(Data records)
⟨
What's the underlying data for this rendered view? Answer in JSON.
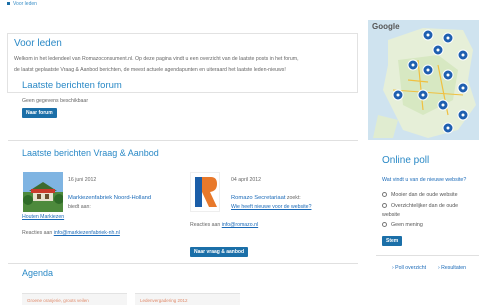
{
  "breadcrumb": {
    "label": "Voor leden"
  },
  "intro": {
    "title": "Voor leden",
    "line1": "Welkom in het ledendeel van Romazoconsument.nl. Op deze pagina vindt u een overzicht van de laatste posts in het forum,",
    "line2": "de laatst geplaatste Vraag & Aanbod berichten, de meest actuele agendapunten en uiteraard het laatste leden-nieuws!"
  },
  "forum": {
    "title": "Laatste berichten forum",
    "empty": "Geen gegevens beschikbaar",
    "button": "Naar forum"
  },
  "vraag_aanbod": {
    "title": "Laatste berichten Vraag & Aanbod",
    "button": "Naar vraag & aanbod",
    "items": [
      {
        "date": "16 juni 2012",
        "author": "Markiezenfabriek Noord-Holland",
        "action": "biedt aan:",
        "subject": "Houten Markiezen",
        "reply_prefix": "Reacties aan",
        "reply_email": "info@markiezenfabriek-nh.nl"
      },
      {
        "date": "04 april 2012",
        "author": "Romazo Secretariaat",
        "action": "zoekt:",
        "subject": "Wie heeft nieuwe voor de website?",
        "reply_prefix": "Reacties aan",
        "reply_email": "info@romazo.nl"
      }
    ]
  },
  "agenda": {
    "title": "Agenda",
    "cards": [
      "Groene oranjerie, groots veilen",
      "Ledenvergadering 2012"
    ]
  },
  "map": {
    "logo": "Google"
  },
  "poll": {
    "title": "Online poll",
    "question": "Wat vindt u van de nieuwe website?",
    "options": [
      "Mooier dan de oude website",
      "Overzichtelijker dan de oude",
      "Geen mening"
    ],
    "option2_cont": "website",
    "submit": "Stem",
    "links": [
      "Poll overzicht",
      "Resultaten"
    ]
  },
  "colors": {
    "accent": "#2a89c6",
    "button": "#1b6fa8"
  }
}
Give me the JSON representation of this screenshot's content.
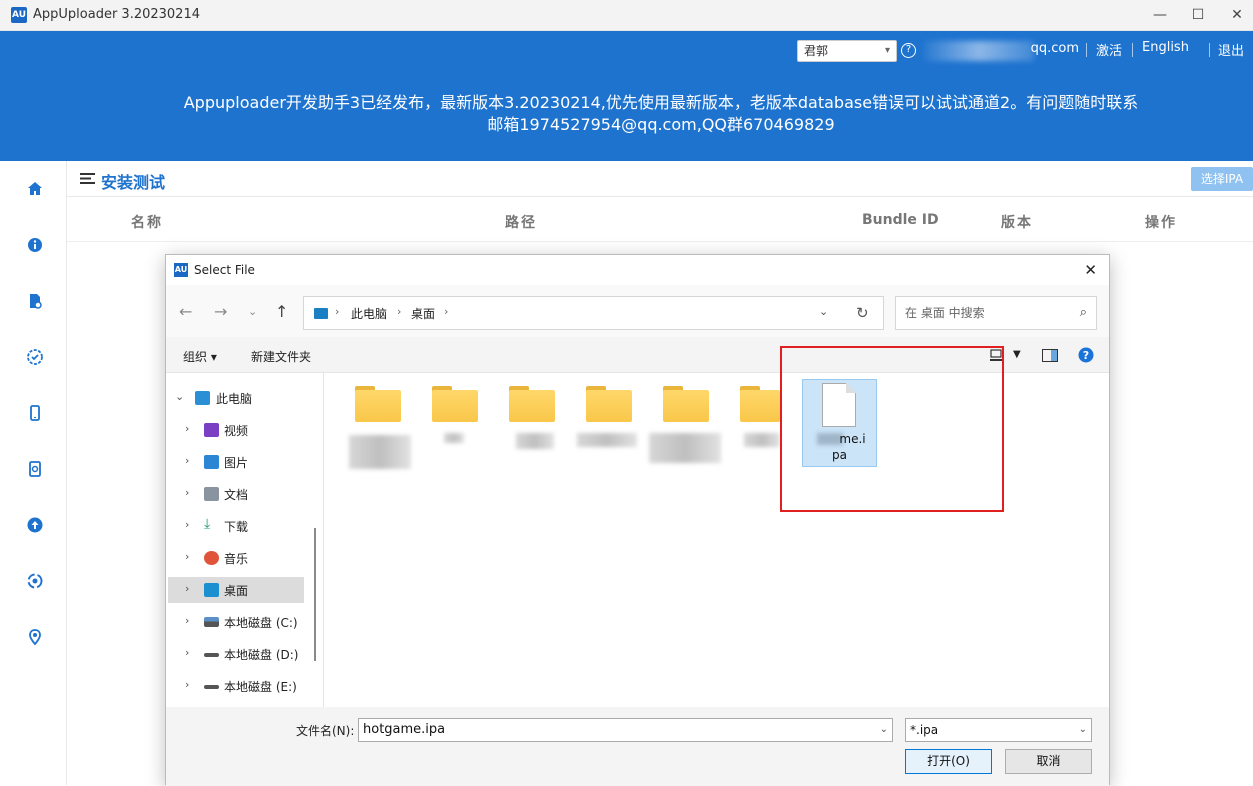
{
  "window": {
    "title": "AppUploader 3.20230214",
    "logo": "AU"
  },
  "header": {
    "lang_select": "君郭",
    "user_suffix": "qq.com",
    "activate": "激活",
    "english": "English",
    "logout": "退出",
    "notice_line1": "Appuploader开发助手3已经发布，最新版本3.20230214,优先使用最新版本，老版本database错误可以试试通道2。有问题随时联系",
    "notice_line2": "邮箱1974527954@qq.com,QQ群670469829"
  },
  "sidebar": {
    "icons": [
      "home-icon",
      "info-icon",
      "certificate-icon",
      "check-badge-icon",
      "phone-icon",
      "device-refresh-icon",
      "upload-icon",
      "sync-icon",
      "location-icon"
    ]
  },
  "page": {
    "title": "安装测试",
    "select_ipa": "选择IPA"
  },
  "table": {
    "columns": [
      "名称",
      "路径",
      "Bundle ID",
      "版本",
      "操作"
    ]
  },
  "dialog": {
    "title": "Select File",
    "logo": "AU",
    "breadcrumb": [
      "此电脑",
      "桌面"
    ],
    "search_placeholder": "在 桌面 中搜索",
    "toolbar": {
      "organize": "组织 ▾",
      "new_folder": "新建文件夹"
    },
    "tree": [
      {
        "label": "此电脑",
        "icon": "computer-icon"
      },
      {
        "label": "视频",
        "icon": "video-icon"
      },
      {
        "label": "图片",
        "icon": "pictures-icon"
      },
      {
        "label": "文档",
        "icon": "documents-icon"
      },
      {
        "label": "下载",
        "icon": "download-icon"
      },
      {
        "label": "音乐",
        "icon": "music-icon"
      },
      {
        "label": "桌面",
        "icon": "desktop-icon"
      },
      {
        "label": "本地磁盘 (C:)",
        "icon": "drive-icon"
      },
      {
        "label": "本地磁盘 (D:)",
        "icon": "drive-icon"
      },
      {
        "label": "本地磁盘 (E:)",
        "icon": "drive-icon"
      }
    ],
    "selected_file": {
      "line1": "me.i",
      "line2": "pa"
    },
    "filename_label": "文件名(N):",
    "filename_value": "hotgame.ipa",
    "filetype": "*.ipa",
    "open_button": "打开(O)",
    "cancel_button": "取消"
  }
}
⟩
What to produce: State how many lines in the entries above include the word "nieuwe"; reply with the number alone.

The answer: 2